WORK TO DO:
Give the number of lines in the data that contain "type", and nothing more.
————
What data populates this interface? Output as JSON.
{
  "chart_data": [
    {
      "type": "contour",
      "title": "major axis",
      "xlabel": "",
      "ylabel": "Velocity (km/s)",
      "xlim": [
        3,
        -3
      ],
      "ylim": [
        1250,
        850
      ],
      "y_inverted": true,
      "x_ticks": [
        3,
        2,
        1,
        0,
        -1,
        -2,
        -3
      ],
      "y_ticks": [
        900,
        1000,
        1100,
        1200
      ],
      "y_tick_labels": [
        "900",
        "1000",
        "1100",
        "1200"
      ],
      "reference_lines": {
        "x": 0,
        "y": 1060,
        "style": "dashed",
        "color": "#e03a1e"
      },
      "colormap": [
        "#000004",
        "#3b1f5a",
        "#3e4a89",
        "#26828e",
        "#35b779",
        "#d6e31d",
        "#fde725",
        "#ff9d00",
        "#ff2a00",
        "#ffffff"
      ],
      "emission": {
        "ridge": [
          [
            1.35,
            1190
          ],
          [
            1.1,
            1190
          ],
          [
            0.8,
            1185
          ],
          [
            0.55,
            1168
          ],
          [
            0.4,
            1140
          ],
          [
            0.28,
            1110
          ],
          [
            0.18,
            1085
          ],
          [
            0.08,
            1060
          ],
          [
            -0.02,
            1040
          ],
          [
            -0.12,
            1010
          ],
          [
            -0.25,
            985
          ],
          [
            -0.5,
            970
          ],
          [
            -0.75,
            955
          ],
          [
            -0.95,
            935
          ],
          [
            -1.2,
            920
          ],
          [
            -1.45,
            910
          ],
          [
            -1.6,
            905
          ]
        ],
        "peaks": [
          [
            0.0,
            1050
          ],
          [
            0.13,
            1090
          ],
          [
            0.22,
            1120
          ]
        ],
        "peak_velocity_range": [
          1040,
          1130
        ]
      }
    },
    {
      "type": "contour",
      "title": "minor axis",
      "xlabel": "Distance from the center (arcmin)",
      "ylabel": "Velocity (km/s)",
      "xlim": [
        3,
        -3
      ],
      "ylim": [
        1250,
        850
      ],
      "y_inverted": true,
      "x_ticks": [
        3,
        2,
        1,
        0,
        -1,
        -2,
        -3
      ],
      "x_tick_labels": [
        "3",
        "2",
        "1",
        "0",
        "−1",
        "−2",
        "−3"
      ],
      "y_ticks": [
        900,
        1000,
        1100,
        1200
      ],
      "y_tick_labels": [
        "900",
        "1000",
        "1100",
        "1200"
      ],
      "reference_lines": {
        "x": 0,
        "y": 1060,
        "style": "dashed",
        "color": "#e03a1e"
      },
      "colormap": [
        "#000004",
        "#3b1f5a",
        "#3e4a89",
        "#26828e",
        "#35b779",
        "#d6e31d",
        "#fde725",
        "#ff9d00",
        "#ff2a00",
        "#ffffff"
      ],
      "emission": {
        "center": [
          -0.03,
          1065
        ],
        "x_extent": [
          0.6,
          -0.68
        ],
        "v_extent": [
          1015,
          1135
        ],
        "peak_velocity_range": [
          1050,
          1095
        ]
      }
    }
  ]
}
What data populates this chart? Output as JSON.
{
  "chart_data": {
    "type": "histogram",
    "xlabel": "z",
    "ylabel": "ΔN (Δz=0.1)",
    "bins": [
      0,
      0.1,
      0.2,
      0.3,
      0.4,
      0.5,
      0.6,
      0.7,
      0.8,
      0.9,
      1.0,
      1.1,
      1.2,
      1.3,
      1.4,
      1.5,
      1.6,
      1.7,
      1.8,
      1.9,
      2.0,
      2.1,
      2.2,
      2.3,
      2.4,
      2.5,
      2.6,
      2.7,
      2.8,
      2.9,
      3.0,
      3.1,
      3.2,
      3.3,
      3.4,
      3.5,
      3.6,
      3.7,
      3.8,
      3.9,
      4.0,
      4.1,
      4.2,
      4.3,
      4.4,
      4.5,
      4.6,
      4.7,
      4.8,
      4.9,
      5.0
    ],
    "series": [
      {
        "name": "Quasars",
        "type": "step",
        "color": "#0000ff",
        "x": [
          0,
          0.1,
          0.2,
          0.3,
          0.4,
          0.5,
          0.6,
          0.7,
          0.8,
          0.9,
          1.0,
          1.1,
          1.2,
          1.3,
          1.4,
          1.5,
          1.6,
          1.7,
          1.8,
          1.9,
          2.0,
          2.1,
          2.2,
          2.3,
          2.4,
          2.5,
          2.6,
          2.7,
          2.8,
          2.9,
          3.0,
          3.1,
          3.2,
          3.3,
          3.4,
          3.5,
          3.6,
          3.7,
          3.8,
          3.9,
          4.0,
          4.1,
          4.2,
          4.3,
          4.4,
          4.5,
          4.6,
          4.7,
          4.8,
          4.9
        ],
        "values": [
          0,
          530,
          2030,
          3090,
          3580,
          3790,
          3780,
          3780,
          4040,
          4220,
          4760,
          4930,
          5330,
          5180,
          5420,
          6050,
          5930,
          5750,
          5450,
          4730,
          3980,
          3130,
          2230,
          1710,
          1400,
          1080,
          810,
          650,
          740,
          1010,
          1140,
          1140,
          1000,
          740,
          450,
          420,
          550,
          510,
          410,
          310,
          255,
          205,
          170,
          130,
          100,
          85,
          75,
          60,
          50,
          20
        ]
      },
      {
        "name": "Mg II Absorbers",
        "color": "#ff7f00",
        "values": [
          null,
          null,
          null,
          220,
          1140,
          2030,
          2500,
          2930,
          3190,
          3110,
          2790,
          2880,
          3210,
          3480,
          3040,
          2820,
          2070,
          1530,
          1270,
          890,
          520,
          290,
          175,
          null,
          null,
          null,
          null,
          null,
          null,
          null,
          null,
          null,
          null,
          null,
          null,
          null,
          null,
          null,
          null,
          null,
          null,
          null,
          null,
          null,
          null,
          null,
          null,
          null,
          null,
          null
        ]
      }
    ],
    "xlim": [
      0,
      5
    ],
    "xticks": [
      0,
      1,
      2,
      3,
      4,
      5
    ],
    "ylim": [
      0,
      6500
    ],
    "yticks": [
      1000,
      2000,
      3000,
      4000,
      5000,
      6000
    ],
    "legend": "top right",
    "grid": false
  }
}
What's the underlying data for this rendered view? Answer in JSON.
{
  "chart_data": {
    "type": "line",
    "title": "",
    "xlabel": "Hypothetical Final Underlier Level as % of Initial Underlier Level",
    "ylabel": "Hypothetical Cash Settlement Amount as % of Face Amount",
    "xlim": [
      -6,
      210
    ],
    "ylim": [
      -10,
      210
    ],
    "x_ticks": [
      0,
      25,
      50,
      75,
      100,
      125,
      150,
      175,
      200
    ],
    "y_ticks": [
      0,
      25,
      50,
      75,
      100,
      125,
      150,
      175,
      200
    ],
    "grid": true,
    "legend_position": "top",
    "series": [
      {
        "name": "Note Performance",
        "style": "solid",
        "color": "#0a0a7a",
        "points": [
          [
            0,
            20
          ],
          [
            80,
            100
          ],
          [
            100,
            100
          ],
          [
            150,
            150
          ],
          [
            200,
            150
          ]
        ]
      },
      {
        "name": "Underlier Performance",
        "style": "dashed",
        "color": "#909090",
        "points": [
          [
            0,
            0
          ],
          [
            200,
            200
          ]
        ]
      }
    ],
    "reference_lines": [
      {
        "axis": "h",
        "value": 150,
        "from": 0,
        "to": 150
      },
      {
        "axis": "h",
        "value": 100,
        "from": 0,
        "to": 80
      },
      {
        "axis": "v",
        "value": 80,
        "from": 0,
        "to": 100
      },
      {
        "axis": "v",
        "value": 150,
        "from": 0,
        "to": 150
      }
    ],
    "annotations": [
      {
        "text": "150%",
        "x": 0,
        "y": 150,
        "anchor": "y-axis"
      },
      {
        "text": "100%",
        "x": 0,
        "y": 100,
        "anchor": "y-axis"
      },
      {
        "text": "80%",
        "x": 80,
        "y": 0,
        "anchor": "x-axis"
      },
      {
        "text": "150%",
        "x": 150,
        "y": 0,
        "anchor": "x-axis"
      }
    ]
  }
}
————
WORKED ANSWER:
5